This list contains only the countries for which job offers have been published in the selected language (e.g., in the French version, only job offers written in French are displayed, and in the English version, only those in English).
Start.io, a leading mobile marketing and audience platform, empowers the app ecosystem with cutting-edge solutions in mobile marketing, audience building, and monetization. With integration into over 500,000 monthly active apps and a global reach, Start.io leverages first-party data to deliver impactful and scalable advertising solutions. We’re looking for a highly skilled, independent, and driven Machine Learning Engineer to lead the design and development of our next-generation real-time inference services - the core engine powering Start.io’s algorithmic decision-making at scale. This is a rare opportunity to own the system at the heart of our product, serving billions of daily requests across mobile apps, with tight latency and performance constraints. You’ll work at the intersection of machine learning, large-scale backend engineering, and business logic, building robust services that blend predictive models with dynamic, engineering logic - all while maintaining extreme performance and reliability requirements.

**DATASET ROWS:**
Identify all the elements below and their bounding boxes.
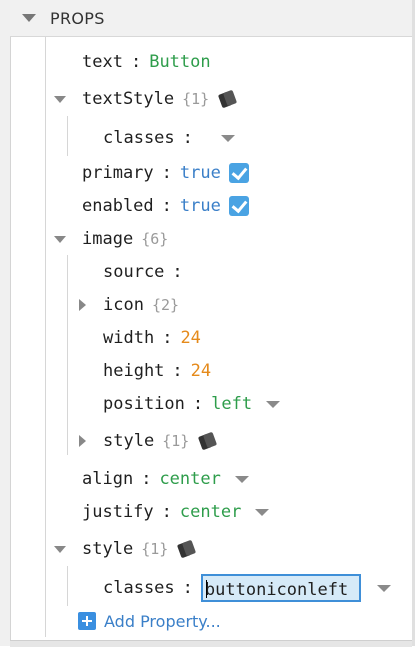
colon: : bbox=[182, 128, 193, 148]
style-tag-icon[interactable] bbox=[198, 431, 218, 451]
input-text: buttoniconleft bbox=[204, 580, 349, 600]
prop-row-style[interactable]: style {1} bbox=[54, 535, 197, 563]
colon: : bbox=[162, 328, 173, 348]
prop-value[interactable]: center bbox=[159, 469, 220, 489]
prop-row-text[interactable]: text : Button bbox=[82, 48, 211, 76]
expand-icon[interactable] bbox=[79, 435, 86, 447]
add-property-label: Add Property... bbox=[104, 611, 221, 631]
colon: : bbox=[172, 262, 183, 282]
prop-key: height bbox=[103, 361, 165, 381]
colon: : bbox=[161, 196, 172, 216]
chevron-down-icon[interactable] bbox=[220, 134, 235, 142]
prop-key: classes bbox=[103, 578, 175, 598]
prop-row-style-classes[interactable]: classes : buttoniconleft bbox=[103, 574, 391, 602]
chevron-down-icon[interactable] bbox=[255, 508, 270, 516]
style-tag-icon[interactable] bbox=[177, 539, 197, 559]
prop-value[interactable]: center bbox=[180, 502, 241, 522]
child-count: {1} bbox=[141, 540, 169, 558]
child-count: {1} bbox=[162, 432, 190, 450]
colon: : bbox=[172, 361, 183, 381]
section-title: PROPS bbox=[50, 8, 105, 28]
prop-row-textstyle[interactable]: textStyle {1} bbox=[54, 85, 238, 113]
prop-row-justify[interactable]: justify : center bbox=[82, 498, 270, 526]
colon: : bbox=[192, 394, 204, 414]
checkbox-checked-icon[interactable] bbox=[228, 163, 249, 183]
prop-key: textStyle bbox=[82, 89, 175, 109]
collapse-icon[interactable] bbox=[54, 95, 66, 103]
classes-edit-input[interactable]: buttoniconleft bbox=[200, 574, 361, 602]
colon: : bbox=[161, 163, 172, 183]
collapse-icon[interactable] bbox=[54, 545, 66, 553]
prop-row-textstyle-classes[interactable]: classes : bbox=[103, 124, 235, 152]
prop-key: source bbox=[103, 262, 165, 282]
prop-value[interactable]: Button bbox=[149, 52, 210, 72]
prop-row-image-position[interactable]: position : left bbox=[103, 390, 281, 418]
prop-value[interactable]: 24 bbox=[180, 328, 200, 348]
props-section-header[interactable]: PROPS bbox=[10, 0, 412, 37]
prop-key: text bbox=[82, 52, 123, 72]
prop-row-image[interactable]: image {6} bbox=[54, 225, 168, 253]
prop-row-primary[interactable]: primary : true bbox=[82, 159, 249, 187]
prop-key: image bbox=[82, 229, 134, 249]
child-count: {6} bbox=[141, 230, 169, 248]
colon: : bbox=[161, 502, 172, 522]
tree-guide-image bbox=[67, 255, 68, 455]
prop-key: enabled bbox=[82, 196, 154, 216]
prop-key: primary bbox=[82, 163, 154, 183]
prop-value[interactable]: true bbox=[180, 163, 221, 183]
colon: : bbox=[182, 578, 193, 598]
prop-key: icon bbox=[103, 295, 144, 315]
collapse-section-icon[interactable] bbox=[22, 14, 36, 22]
chevron-down-icon[interactable] bbox=[376, 584, 391, 592]
prop-key: position bbox=[103, 394, 185, 414]
child-count: {2} bbox=[151, 296, 180, 314]
tree-guide-style bbox=[67, 566, 68, 606]
collapse-icon[interactable] bbox=[54, 235, 66, 243]
prop-row-image-height[interactable]: height : 24 bbox=[103, 357, 211, 385]
plus-icon bbox=[78, 612, 96, 630]
expand-icon[interactable] bbox=[79, 299, 86, 311]
chevron-down-icon[interactable] bbox=[266, 400, 281, 408]
tree-guide-root bbox=[45, 37, 46, 637]
prop-row-enabled[interactable]: enabled : true bbox=[82, 192, 249, 220]
checkbox-checked-icon[interactable] bbox=[228, 196, 249, 216]
prop-row-image-source[interactable]: source : bbox=[103, 258, 191, 286]
chevron-down-icon[interactable] bbox=[234, 475, 249, 483]
add-property-button[interactable]: Add Property... bbox=[78, 608, 221, 634]
prop-value[interactable]: true bbox=[180, 196, 221, 216]
text-caret bbox=[205, 580, 207, 598]
tree-guide-textstyle bbox=[67, 116, 68, 156]
prop-key: width bbox=[103, 328, 155, 348]
prop-value[interactable]: left bbox=[211, 394, 252, 414]
prop-row-image-width[interactable]: width : 24 bbox=[103, 324, 201, 352]
prop-key: justify bbox=[82, 502, 154, 522]
style-tag-icon[interactable] bbox=[218, 89, 238, 109]
colon: : bbox=[141, 469, 152, 489]
colon: : bbox=[130, 52, 142, 72]
prop-key: classes bbox=[103, 128, 175, 148]
prop-value[interactable]: 24 bbox=[191, 361, 211, 381]
child-count: {1} bbox=[182, 90, 210, 108]
prop-row-image-icon[interactable]: icon {2} bbox=[79, 291, 179, 319]
panel-left-border bbox=[0, 0, 11, 646]
prop-key: align bbox=[82, 469, 134, 489]
prop-key: style bbox=[103, 431, 155, 451]
prop-row-align[interactable]: align : center bbox=[82, 465, 249, 493]
prop-key: style bbox=[82, 539, 134, 559]
prop-row-image-style[interactable]: style {1} bbox=[79, 427, 218, 455]
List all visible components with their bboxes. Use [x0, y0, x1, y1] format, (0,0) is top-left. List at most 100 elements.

**PROBLEMS TO WORK ON:**
(A) From the Start.io job posting, quote the passage starting with "This list contains" and going on through "those in English).".
(B) In the listing, change "buttoniconleft" to "buttonicontop" in the lines starting with the line with "colon: : bbox=[182, 128, 193, 148]" and going on through the line with "colon: : bbox=[162, 328, 173, 348]". Return only those lines.

**THE RESPONSES:**
(A)
This list contains only the countries for which job offers have been published in the selected language (e.g., in the French version, only job offers written in French are displayed, and in the English version, only those in English).

(B)
colon: : bbox=[182, 128, 193, 148]
style-tag-icon[interactable] bbox=[198, 431, 218, 451]
input-text: buttonicontop bbox=[204, 580, 349, 600]
prop-row-style[interactable]: style {1} bbox=[54, 535, 197, 563]
colon: : bbox=[162, 328, 173, 348]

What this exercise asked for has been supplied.